Print the entries that appear below, exactly as written and without their pictures.
# Start of Available data
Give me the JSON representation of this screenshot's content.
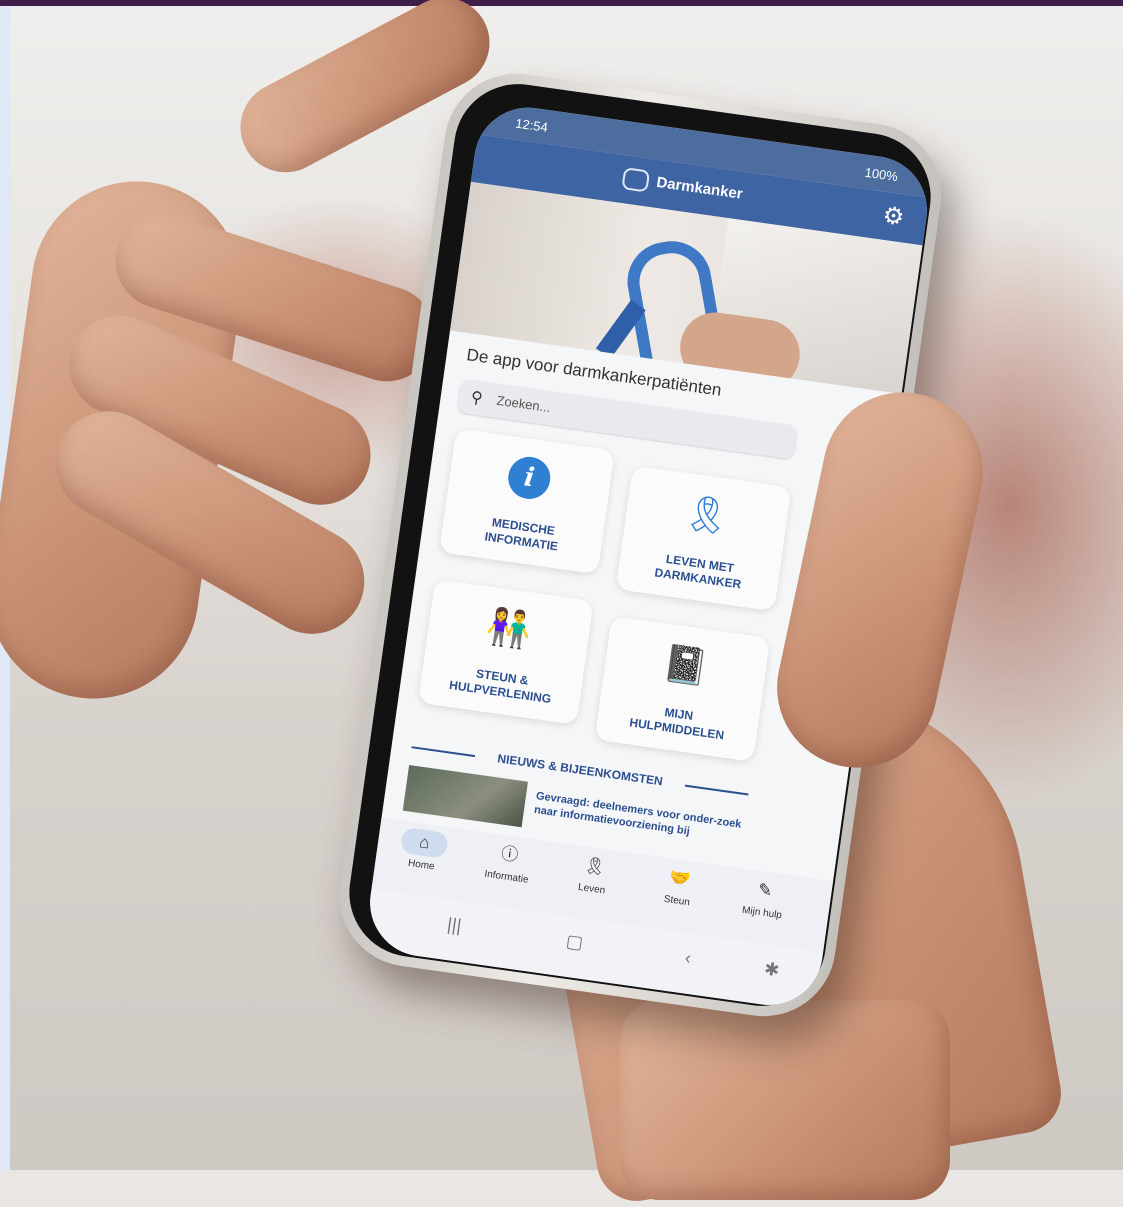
{
  "status_bar": {
    "time": "12:54",
    "right": "100%"
  },
  "app_bar": {
    "title": "Darmkanker"
  },
  "main": {
    "tagline": "De app voor darmkankerpatiënten",
    "search_placeholder": "Zoeken..."
  },
  "tiles": [
    {
      "label_line1": "MEDISCHE",
      "label_line2": "INFORMATIE",
      "icon": "info-icon"
    },
    {
      "label_line1": "LEVEN MET",
      "label_line2": "DARMKANKER",
      "icon": "ribbon-icon"
    },
    {
      "label_line1": "STEUN &",
      "label_line2": "HULPVERLENING",
      "icon": "people-support-icon"
    },
    {
      "label_line1": "MIJN",
      "label_line2": "HULPMIDDELEN",
      "icon": "notebook-pencil-icon"
    }
  ],
  "news": {
    "header": "NIEUWS & BIJEENKOMSTEN",
    "item_text": "Gevraagd: deelnemers voor onder-zoek naar informatievoorziening bij"
  },
  "bottom_nav": [
    {
      "label": "Home",
      "icon": "home-icon",
      "active": true
    },
    {
      "label": "Informatie",
      "icon": "info-outline-icon",
      "active": false
    },
    {
      "label": "Leven",
      "icon": "ribbon-icon",
      "active": false
    },
    {
      "label": "Steun",
      "icon": "handshake-icon",
      "active": false
    },
    {
      "label": "Mijn hulp",
      "icon": "edit-note-icon",
      "active": false
    }
  ],
  "colors": {
    "app_bar": "#3f64a4",
    "accent_blue": "#2f7fd3",
    "label_blue": "#2b4f8f"
  }
}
# End of Available data
Task output:
Give me the JSON representation of this screenshot's content.
{
  "status_bar": {
    "time": "12:54",
    "right": "100%"
  },
  "app_bar": {
    "title": "Darmkanker"
  },
  "main": {
    "tagline": "De app voor darmkankerpatiënten",
    "search_placeholder": "Zoeken..."
  },
  "tiles": [
    {
      "label_line1": "MEDISCHE",
      "label_line2": "INFORMATIE",
      "icon": "info-icon"
    },
    {
      "label_line1": "LEVEN MET",
      "label_line2": "DARMKANKER",
      "icon": "ribbon-icon"
    },
    {
      "label_line1": "STEUN &",
      "label_line2": "HULPVERLENING",
      "icon": "people-support-icon"
    },
    {
      "label_line1": "MIJN",
      "label_line2": "HULPMIDDELEN",
      "icon": "notebook-pencil-icon"
    }
  ],
  "news": {
    "header": "NIEUWS & BIJEENKOMSTEN",
    "item_text": "Gevraagd: deelnemers voor onder-zoek naar informatievoorziening bij"
  },
  "bottom_nav": [
    {
      "label": "Home",
      "icon": "home-icon",
      "active": true
    },
    {
      "label": "Informatie",
      "icon": "info-outline-icon",
      "active": false
    },
    {
      "label": "Leven",
      "icon": "ribbon-icon",
      "active": false
    },
    {
      "label": "Steun",
      "icon": "handshake-icon",
      "active": false
    },
    {
      "label": "Mijn hulp",
      "icon": "edit-note-icon",
      "active": false
    }
  ],
  "colors": {
    "app_bar": "#3f64a4",
    "accent_blue": "#2f7fd3",
    "label_blue": "#2b4f8f"
  }
}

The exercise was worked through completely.